GIVEN EXERCISE: From the listing below, pull each line that includes "click".

--- --- ---

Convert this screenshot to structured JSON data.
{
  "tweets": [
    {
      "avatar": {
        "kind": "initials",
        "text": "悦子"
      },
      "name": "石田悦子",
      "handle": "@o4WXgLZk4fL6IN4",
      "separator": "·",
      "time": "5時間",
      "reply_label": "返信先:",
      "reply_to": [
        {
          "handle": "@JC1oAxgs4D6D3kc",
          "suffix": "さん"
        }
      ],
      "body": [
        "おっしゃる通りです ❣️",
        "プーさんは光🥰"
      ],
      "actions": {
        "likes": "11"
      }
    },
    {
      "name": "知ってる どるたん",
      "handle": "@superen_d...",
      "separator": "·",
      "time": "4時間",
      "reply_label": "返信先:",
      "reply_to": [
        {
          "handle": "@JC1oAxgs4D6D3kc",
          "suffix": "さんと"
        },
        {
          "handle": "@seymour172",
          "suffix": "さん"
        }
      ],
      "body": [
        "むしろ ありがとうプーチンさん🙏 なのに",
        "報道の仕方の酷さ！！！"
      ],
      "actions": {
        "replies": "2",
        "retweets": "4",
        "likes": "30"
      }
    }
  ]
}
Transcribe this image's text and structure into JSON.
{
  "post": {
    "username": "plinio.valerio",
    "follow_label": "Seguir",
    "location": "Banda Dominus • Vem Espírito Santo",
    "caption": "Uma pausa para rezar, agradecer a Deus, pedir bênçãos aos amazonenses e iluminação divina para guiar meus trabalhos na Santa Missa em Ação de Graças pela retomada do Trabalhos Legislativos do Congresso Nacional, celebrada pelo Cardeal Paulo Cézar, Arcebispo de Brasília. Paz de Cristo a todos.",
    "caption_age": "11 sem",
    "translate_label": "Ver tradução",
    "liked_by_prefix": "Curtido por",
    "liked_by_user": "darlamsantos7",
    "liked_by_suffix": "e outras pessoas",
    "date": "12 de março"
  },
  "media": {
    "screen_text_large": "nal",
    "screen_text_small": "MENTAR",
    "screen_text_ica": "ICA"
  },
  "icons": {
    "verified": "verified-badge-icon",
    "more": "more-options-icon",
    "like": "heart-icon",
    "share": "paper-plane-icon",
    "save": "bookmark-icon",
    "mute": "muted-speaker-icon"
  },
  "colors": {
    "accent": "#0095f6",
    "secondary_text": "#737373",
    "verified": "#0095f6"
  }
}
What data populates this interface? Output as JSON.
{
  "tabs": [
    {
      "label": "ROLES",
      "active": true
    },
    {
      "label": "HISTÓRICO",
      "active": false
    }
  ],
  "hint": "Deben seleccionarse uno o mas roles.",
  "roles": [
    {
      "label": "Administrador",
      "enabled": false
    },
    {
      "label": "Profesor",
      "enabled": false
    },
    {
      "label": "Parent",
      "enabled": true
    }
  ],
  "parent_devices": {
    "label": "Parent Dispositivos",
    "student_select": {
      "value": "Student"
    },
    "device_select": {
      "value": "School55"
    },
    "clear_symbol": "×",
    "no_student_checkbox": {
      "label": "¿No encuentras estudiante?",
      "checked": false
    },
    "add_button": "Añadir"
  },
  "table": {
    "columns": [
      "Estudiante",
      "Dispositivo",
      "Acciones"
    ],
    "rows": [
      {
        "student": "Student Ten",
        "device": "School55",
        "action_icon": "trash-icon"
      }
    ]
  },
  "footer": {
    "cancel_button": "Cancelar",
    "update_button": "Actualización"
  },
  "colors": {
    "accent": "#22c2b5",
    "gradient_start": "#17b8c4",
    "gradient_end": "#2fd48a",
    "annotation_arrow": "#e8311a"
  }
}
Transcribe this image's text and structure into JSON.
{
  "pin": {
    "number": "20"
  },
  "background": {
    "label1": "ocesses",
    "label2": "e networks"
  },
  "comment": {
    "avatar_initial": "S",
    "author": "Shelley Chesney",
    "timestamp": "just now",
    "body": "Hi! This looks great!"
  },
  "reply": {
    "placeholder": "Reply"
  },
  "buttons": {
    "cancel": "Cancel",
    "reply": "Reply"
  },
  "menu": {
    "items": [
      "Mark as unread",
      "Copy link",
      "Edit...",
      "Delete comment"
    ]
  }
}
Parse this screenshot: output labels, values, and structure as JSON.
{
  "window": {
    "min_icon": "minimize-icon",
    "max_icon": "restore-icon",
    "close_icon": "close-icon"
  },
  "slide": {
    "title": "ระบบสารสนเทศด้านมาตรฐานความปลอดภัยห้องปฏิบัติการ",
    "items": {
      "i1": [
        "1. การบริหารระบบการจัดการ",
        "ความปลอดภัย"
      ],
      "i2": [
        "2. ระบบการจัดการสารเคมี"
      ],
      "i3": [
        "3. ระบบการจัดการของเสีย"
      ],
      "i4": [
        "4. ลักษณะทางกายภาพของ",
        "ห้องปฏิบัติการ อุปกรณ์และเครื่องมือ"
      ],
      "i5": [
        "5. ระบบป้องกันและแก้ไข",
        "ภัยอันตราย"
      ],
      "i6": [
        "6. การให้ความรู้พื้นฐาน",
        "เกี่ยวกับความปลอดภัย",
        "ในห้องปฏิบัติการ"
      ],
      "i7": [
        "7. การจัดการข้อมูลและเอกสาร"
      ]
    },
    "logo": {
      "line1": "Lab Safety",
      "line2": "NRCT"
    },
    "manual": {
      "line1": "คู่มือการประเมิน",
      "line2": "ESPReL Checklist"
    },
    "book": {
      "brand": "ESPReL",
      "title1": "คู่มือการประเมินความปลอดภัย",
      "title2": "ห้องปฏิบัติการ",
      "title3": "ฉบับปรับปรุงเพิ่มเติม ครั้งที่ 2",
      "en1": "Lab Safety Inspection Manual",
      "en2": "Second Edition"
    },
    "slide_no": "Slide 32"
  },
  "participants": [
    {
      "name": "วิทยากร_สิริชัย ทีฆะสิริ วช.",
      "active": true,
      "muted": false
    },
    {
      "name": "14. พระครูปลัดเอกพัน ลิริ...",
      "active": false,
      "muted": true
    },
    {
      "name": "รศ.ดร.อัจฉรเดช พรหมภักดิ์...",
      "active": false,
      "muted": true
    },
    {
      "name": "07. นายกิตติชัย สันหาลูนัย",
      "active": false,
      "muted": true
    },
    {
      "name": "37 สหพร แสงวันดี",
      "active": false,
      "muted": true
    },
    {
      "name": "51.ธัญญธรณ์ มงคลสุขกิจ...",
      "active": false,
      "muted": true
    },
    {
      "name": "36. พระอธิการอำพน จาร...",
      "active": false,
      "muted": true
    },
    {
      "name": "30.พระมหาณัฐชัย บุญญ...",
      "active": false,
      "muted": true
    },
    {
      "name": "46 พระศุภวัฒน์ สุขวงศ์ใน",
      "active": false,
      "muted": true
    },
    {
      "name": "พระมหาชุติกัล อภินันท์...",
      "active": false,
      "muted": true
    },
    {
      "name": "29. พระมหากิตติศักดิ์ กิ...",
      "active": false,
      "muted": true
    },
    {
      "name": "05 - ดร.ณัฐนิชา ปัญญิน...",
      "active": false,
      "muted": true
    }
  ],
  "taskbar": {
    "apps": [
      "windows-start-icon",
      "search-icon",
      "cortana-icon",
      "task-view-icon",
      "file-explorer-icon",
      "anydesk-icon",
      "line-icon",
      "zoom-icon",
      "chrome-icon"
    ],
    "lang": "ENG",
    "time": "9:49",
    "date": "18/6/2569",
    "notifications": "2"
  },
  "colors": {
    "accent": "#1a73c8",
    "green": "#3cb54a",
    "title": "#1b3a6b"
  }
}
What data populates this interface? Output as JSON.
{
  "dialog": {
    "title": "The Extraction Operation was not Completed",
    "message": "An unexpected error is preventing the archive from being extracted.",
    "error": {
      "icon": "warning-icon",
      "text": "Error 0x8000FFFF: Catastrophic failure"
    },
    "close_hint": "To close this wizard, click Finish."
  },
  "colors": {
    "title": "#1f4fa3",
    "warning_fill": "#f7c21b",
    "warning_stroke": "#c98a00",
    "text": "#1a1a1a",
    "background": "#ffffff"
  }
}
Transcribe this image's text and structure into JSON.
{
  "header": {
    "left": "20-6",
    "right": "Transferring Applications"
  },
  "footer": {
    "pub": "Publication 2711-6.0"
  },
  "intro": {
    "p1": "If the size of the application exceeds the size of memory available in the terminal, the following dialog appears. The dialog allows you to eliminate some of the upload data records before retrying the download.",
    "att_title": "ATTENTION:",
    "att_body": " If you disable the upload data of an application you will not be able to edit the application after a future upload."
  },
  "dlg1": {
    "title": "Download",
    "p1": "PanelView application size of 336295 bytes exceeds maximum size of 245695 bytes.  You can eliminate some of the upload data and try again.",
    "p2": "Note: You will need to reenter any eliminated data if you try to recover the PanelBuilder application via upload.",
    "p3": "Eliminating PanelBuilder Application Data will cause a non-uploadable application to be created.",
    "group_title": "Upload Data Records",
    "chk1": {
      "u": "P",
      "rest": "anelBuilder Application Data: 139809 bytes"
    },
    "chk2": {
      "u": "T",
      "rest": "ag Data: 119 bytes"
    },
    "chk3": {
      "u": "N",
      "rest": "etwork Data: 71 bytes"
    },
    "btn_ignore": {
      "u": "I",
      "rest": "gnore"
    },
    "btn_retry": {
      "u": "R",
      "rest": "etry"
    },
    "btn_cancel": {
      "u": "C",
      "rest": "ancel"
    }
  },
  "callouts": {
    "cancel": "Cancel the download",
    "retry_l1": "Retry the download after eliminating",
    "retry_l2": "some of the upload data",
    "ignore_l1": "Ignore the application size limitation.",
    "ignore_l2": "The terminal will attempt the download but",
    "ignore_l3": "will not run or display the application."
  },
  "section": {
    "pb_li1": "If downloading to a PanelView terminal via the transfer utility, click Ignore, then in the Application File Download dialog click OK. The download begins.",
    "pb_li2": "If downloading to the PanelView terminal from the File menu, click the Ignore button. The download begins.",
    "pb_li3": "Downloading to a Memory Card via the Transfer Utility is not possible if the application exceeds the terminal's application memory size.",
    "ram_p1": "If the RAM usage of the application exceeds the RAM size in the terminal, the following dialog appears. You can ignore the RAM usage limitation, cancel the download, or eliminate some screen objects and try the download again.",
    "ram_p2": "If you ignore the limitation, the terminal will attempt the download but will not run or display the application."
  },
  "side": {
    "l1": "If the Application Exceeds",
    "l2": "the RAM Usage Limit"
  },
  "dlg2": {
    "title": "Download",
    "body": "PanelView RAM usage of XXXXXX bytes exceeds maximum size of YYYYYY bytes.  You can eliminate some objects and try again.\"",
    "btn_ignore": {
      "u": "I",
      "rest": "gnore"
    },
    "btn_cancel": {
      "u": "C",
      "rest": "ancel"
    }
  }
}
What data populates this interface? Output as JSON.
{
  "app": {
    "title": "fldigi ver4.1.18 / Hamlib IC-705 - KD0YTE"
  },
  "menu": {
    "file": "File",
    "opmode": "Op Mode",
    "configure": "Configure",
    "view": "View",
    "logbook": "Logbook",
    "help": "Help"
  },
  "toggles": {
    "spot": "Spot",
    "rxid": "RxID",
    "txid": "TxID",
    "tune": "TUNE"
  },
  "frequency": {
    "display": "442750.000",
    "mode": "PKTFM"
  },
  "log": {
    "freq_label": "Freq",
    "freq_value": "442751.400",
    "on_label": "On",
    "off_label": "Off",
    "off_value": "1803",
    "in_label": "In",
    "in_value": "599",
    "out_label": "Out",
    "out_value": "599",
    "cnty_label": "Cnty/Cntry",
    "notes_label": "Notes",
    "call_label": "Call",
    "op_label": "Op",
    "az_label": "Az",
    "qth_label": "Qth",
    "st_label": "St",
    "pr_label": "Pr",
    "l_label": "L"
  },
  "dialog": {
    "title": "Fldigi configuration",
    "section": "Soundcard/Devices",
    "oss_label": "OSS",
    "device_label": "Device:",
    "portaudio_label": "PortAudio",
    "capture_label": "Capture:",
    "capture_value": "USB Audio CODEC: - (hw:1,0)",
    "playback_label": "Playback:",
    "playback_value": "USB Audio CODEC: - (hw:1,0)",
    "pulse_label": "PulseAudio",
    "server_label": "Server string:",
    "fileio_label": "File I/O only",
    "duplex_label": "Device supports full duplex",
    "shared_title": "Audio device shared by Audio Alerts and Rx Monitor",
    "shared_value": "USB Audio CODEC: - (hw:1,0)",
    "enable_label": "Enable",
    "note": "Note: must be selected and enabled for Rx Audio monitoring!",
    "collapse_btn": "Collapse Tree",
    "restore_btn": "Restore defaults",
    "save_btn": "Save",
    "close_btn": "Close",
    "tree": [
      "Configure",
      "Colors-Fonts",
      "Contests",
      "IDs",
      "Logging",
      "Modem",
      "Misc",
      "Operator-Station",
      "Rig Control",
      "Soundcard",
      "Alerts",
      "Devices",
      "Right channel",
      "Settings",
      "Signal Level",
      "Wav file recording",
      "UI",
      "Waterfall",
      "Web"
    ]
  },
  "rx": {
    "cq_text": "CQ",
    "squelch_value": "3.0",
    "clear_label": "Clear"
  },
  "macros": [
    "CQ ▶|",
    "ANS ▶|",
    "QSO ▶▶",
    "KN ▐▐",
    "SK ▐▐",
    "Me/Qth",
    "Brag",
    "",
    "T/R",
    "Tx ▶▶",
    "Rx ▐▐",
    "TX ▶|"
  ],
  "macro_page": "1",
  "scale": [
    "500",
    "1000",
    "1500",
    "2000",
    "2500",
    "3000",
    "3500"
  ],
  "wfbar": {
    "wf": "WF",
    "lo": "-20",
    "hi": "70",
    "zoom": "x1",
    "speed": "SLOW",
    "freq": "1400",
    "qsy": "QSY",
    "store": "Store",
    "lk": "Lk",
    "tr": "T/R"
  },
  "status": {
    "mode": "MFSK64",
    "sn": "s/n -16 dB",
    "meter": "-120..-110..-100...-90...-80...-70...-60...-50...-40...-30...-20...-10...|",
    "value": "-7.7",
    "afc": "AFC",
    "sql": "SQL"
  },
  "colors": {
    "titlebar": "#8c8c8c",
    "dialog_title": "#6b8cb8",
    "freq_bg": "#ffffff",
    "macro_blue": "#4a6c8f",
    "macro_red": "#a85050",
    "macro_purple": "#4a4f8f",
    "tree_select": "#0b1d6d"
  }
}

--- --- ---

RESPONSE TO THIS EXERCISE:
    "close_hint": "To close this wizard, click Finish."
    "pb_li1": "If downloading to a PanelView terminal via the transfer utility, click Ignore, then in the Application File Download dialog click OK. The download begins.",
    "pb_li2": "If downloading to the PanelView terminal from the File menu, click the Ignore button. The download begins.",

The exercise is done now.